• **GOAL**: Below are records; count the lines that contain "Fahrräder" and give only the total.

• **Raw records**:
'''
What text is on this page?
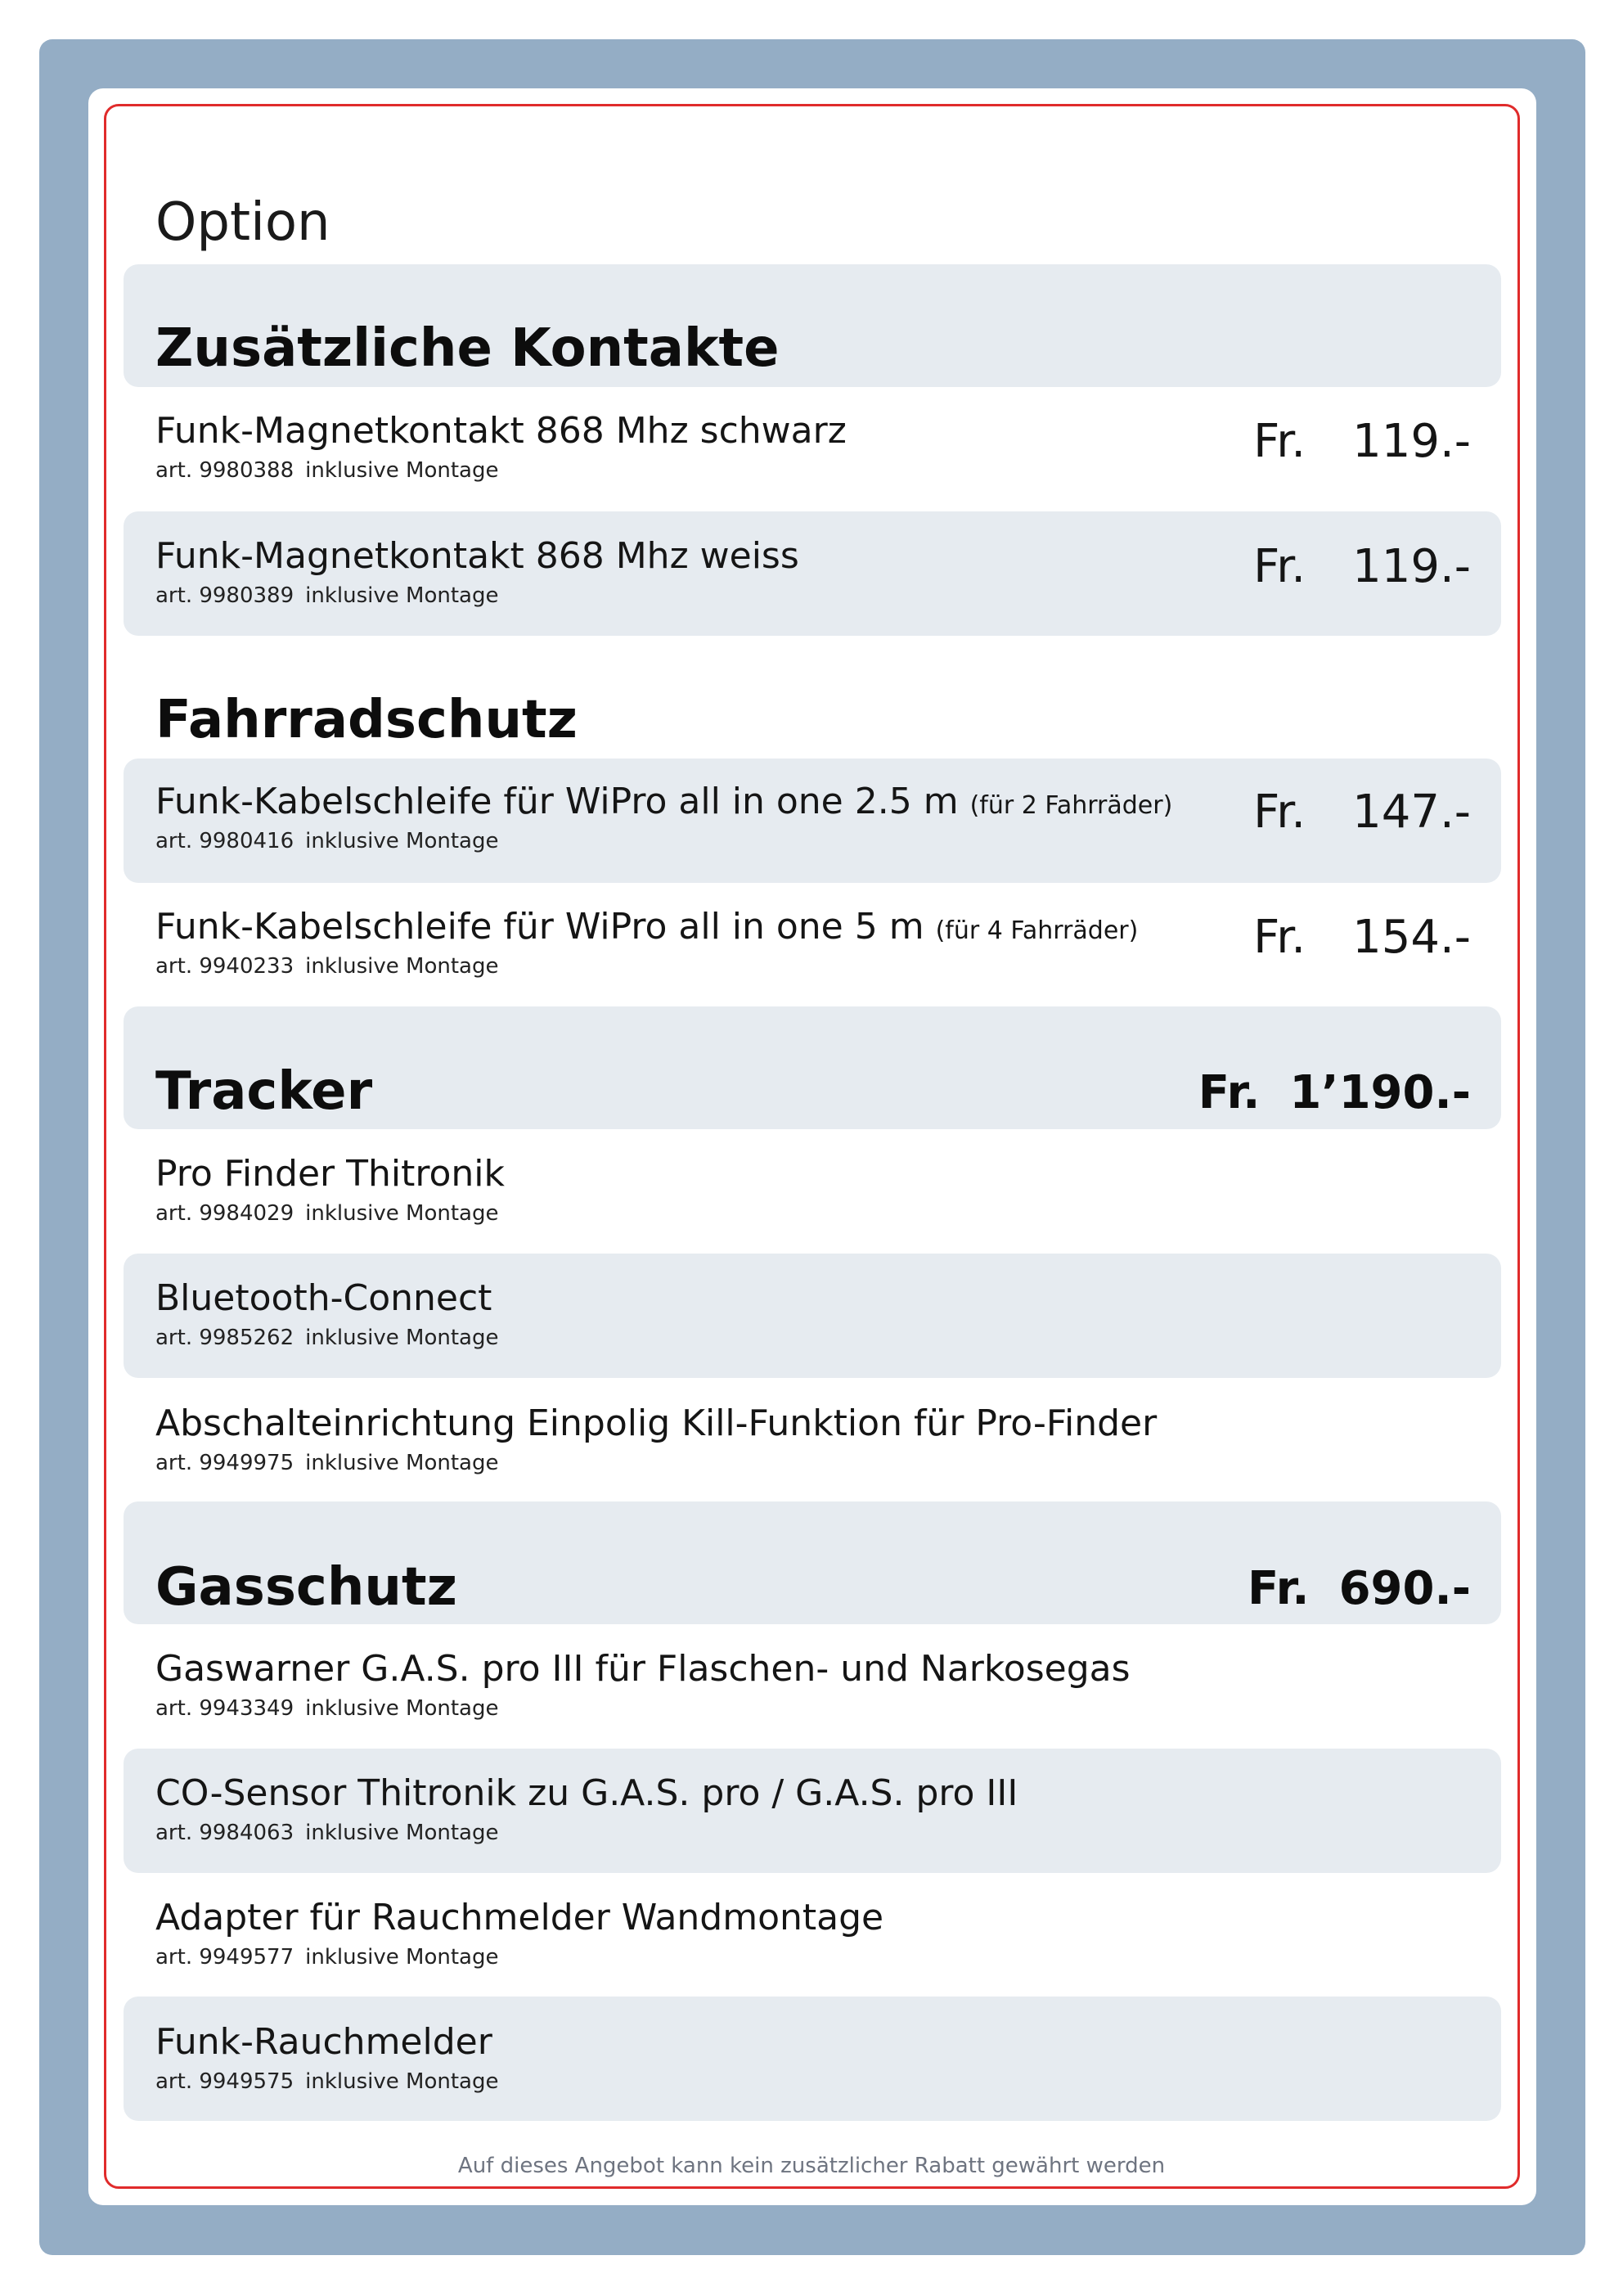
Option
Zusätzliche Kontakte
Funk-Magnetkontakt 868 Mhz schwarz
art. 9980388 inklusive Montage
Fr. 119.-
Funk-Magnetkontakt 868 Mhz weiss
art. 9980389 inklusive Montage
Fr. 119.-
Fahrradschutz
Funk-Kabelschleife für WiPro all in one 2.5 m (für 2 Fahrräder)
art. 9980416 inklusive Montage
Fr. 147.-
Funk-Kabelschleife für WiPro all in one 5 m (für 4 Fahrräder)
art. 9940233 inklusive Montage
Fr. 154.-
Tracker	Fr. 1’190.-
Pro Finder Thitronik
art. 9984029 inklusive Montage
Bluetooth-Connect
art. 9985262 inklusive Montage
Abschalteinrichtung Einpolig Kill-Funktion für Pro-Finder
art. 9949975 inklusive Montage
Gasschutz	Fr. 690.-
Gaswarner G.A.S. pro III für Flaschen- und Narkosegas
art. 9943349 inklusive Montage
CO-Sensor Thitronik zu G.A.S. pro / G.A.S. pro III
art. 9984063 inklusive Montage
Adapter für Rauchmelder Wandmontage
art. 9949577 inklusive Montage
Funk-Rauchmelder
art. 9949575 inklusive Montage
Auf dieses Angebot kann kein zusätzlicher Rabatt gewährt werden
'''
• **COMPLETE ANSWER**: 2